WHAT TO PRODUCE → Check each line of the listing, and copy it if it contains the word "screenshot".

Stored data
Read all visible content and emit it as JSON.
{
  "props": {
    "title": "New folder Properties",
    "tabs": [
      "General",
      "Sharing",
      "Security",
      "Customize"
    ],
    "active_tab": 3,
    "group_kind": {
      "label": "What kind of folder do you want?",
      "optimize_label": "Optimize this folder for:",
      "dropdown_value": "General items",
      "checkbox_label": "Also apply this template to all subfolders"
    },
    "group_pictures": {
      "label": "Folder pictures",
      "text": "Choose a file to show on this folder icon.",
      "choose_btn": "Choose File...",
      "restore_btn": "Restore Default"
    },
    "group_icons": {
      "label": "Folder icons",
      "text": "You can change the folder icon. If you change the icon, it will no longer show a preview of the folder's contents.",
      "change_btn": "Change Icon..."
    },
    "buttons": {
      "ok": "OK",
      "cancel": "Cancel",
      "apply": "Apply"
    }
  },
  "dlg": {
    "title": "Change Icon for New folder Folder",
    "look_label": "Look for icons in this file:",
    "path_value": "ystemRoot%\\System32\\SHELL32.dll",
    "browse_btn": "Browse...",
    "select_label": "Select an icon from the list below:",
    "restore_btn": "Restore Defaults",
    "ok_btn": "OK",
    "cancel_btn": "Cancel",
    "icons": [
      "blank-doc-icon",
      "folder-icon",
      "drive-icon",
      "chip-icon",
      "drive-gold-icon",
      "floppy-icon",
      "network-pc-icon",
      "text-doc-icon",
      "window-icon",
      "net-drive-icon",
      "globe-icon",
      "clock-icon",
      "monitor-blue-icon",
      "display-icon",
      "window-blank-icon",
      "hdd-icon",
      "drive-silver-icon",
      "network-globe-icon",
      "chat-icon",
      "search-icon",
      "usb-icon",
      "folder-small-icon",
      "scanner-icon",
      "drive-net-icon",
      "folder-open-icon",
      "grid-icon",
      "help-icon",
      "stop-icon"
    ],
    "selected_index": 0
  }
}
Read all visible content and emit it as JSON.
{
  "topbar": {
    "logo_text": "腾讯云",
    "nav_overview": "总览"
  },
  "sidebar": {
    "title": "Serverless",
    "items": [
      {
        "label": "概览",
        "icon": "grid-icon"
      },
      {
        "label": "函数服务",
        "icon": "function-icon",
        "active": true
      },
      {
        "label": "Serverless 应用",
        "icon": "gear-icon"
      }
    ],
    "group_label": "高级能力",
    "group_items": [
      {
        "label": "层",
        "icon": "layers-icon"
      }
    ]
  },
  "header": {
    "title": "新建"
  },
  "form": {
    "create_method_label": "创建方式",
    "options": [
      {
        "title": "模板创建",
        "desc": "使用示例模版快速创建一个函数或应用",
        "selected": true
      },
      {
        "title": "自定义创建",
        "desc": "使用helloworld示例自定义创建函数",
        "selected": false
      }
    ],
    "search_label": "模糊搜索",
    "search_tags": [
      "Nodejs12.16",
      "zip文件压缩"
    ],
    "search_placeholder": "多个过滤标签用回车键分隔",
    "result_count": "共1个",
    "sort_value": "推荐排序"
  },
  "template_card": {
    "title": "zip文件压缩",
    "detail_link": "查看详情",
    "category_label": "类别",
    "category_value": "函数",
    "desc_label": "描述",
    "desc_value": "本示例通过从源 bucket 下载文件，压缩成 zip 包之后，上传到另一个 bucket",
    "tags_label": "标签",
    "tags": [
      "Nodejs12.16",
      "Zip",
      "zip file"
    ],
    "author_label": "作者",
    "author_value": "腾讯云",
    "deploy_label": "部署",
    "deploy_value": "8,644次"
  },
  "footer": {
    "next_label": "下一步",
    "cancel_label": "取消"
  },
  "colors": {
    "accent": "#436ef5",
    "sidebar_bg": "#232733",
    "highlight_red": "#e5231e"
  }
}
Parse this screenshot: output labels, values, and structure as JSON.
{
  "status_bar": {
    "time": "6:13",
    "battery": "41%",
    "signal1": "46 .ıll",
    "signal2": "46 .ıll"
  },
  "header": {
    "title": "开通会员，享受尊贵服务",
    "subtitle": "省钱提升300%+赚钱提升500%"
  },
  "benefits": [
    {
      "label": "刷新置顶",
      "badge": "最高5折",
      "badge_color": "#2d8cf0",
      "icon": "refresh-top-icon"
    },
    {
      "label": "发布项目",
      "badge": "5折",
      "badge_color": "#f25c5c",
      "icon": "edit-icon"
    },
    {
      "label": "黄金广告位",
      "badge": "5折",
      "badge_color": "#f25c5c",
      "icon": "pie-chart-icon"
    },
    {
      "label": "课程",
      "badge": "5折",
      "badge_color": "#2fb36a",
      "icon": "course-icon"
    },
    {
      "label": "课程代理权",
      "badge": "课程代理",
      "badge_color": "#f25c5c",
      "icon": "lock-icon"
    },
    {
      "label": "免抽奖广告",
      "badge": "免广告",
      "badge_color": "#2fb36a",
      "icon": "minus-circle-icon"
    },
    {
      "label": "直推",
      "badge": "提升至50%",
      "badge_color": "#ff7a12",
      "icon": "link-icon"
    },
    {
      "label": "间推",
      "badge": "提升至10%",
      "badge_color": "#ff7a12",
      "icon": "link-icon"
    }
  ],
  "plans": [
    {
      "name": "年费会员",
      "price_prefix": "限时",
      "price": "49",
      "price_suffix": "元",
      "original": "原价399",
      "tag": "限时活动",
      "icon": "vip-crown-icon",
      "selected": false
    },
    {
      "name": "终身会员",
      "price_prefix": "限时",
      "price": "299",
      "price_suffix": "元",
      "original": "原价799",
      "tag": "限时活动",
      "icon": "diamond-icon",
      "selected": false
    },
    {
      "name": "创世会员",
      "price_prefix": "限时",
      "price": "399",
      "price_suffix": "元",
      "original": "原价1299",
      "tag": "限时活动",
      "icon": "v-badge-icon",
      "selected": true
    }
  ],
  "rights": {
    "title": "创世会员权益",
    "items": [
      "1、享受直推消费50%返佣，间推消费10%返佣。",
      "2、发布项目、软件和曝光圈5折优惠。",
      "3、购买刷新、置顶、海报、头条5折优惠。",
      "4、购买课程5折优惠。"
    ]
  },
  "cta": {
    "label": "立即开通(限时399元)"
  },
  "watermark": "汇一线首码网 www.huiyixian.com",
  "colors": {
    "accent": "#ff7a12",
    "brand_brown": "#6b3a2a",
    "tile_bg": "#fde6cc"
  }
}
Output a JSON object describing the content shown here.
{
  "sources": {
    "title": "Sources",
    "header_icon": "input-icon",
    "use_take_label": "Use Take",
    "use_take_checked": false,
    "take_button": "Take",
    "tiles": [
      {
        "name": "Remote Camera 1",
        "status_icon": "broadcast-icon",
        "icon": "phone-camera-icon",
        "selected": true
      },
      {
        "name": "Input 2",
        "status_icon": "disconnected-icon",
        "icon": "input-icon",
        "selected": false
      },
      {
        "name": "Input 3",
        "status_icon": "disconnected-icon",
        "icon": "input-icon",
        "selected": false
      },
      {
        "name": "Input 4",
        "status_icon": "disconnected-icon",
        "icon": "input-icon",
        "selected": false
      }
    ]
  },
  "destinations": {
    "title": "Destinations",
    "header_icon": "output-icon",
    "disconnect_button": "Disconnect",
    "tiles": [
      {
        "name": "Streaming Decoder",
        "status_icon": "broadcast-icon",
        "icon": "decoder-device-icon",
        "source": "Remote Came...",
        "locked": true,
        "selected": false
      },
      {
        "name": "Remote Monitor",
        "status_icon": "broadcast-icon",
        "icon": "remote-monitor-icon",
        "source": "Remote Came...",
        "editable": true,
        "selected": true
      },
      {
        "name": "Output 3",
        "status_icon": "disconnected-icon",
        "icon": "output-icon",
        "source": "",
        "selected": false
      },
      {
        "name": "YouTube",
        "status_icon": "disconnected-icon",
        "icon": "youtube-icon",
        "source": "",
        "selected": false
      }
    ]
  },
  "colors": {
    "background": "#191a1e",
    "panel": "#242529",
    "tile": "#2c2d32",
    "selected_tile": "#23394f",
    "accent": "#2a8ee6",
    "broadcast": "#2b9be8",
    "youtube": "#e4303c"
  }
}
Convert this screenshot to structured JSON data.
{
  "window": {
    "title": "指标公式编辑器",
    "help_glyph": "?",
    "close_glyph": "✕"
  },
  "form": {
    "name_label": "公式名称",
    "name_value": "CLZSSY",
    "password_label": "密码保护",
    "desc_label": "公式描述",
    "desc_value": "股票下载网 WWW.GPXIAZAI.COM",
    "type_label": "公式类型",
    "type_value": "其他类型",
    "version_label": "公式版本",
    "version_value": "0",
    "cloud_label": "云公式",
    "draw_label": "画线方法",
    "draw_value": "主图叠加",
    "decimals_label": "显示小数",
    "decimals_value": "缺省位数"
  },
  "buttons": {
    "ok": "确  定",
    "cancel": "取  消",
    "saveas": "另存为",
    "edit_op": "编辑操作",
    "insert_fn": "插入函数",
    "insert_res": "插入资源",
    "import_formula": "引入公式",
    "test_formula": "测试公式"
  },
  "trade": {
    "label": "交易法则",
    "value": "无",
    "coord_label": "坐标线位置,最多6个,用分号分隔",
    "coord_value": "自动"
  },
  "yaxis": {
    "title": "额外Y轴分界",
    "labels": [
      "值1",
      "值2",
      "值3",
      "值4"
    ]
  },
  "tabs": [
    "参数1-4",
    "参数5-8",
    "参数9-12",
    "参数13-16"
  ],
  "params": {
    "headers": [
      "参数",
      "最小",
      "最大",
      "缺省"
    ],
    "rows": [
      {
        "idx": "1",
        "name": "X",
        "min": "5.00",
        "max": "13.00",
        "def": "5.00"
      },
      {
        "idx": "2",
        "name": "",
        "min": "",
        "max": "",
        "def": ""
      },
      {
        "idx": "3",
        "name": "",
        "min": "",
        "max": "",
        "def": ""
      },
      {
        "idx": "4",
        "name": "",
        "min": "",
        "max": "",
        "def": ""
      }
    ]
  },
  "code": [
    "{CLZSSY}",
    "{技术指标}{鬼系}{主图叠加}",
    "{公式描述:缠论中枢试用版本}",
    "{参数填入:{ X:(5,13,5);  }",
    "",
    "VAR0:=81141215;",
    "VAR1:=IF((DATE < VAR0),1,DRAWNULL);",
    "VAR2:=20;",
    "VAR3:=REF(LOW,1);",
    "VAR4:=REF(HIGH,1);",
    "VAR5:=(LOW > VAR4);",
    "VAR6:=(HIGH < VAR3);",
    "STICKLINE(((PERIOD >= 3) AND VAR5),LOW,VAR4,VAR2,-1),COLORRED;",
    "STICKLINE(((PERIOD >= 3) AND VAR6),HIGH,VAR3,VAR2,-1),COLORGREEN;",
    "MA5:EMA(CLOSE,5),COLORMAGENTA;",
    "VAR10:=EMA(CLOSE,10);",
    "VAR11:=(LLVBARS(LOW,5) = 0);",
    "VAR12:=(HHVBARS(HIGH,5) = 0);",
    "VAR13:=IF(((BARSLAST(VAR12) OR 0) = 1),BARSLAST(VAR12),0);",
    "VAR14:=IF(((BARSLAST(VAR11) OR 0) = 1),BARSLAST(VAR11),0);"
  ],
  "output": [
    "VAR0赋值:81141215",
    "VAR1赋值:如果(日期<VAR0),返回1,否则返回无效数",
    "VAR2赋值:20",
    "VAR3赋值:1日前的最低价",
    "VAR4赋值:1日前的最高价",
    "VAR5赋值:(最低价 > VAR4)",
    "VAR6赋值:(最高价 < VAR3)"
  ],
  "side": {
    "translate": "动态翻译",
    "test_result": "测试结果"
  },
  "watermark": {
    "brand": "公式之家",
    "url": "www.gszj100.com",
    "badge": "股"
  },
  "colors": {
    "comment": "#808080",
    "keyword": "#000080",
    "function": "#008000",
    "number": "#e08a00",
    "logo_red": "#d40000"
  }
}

COMPLETED EXERCISE →
Parse this screenshot: output labels, values, and structure as JSON.
Convert this screenshot to structured JSON data.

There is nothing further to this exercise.